**Exercise instructions**
Using the data below, copy every line that contains the word "子宫内膜增生".

------

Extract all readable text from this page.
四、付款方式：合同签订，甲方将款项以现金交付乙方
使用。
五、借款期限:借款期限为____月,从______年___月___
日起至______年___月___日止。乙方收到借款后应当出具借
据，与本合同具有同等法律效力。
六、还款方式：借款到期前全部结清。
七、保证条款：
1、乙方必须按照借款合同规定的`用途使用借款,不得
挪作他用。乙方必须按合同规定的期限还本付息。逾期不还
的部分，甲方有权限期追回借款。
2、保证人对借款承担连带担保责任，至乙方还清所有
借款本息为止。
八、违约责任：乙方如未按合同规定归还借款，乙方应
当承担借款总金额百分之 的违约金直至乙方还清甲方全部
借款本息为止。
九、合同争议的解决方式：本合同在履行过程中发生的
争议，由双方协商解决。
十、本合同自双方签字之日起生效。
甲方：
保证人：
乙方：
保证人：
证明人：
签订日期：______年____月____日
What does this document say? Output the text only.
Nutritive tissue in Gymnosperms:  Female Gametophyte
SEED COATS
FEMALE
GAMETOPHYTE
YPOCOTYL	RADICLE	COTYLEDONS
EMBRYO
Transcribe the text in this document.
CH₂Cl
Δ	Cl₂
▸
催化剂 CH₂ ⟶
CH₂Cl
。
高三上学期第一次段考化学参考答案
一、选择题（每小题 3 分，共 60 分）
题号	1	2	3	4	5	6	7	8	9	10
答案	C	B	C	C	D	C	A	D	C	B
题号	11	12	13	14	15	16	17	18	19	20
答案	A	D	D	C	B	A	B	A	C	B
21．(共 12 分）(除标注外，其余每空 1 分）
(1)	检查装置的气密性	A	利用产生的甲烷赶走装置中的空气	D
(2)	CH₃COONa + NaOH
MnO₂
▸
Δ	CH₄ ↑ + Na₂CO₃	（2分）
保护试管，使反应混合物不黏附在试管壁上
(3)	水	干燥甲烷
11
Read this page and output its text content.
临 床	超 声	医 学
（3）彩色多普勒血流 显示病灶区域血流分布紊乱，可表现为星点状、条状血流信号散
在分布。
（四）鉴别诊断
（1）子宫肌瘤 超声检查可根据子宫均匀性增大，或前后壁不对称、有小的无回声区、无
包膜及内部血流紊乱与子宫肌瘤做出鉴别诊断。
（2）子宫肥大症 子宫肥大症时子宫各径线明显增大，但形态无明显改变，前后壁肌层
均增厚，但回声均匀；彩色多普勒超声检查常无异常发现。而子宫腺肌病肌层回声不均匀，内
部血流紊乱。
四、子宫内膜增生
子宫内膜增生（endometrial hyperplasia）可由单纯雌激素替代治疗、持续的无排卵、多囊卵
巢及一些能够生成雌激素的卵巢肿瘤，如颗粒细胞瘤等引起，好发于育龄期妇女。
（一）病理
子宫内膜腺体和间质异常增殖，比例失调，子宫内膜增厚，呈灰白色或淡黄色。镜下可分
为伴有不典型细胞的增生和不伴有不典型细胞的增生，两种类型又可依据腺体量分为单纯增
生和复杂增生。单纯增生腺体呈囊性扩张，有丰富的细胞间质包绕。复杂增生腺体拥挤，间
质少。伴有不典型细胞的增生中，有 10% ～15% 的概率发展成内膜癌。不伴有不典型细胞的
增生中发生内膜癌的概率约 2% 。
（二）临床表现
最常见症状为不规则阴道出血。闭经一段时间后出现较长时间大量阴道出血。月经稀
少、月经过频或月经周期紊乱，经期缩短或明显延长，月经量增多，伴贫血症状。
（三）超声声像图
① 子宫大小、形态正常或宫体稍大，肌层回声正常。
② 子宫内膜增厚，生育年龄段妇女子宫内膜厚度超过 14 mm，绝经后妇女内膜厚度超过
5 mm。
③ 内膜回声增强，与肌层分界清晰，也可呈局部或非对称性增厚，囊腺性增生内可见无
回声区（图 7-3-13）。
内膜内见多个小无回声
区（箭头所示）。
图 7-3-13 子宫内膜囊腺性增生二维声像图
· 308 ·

------

**Solved problem**
四、子宫内膜增生
子宫内膜增生（endometrial hyperplasia）可由单纯雌激素替代治疗、持续的无排卵、多囊卵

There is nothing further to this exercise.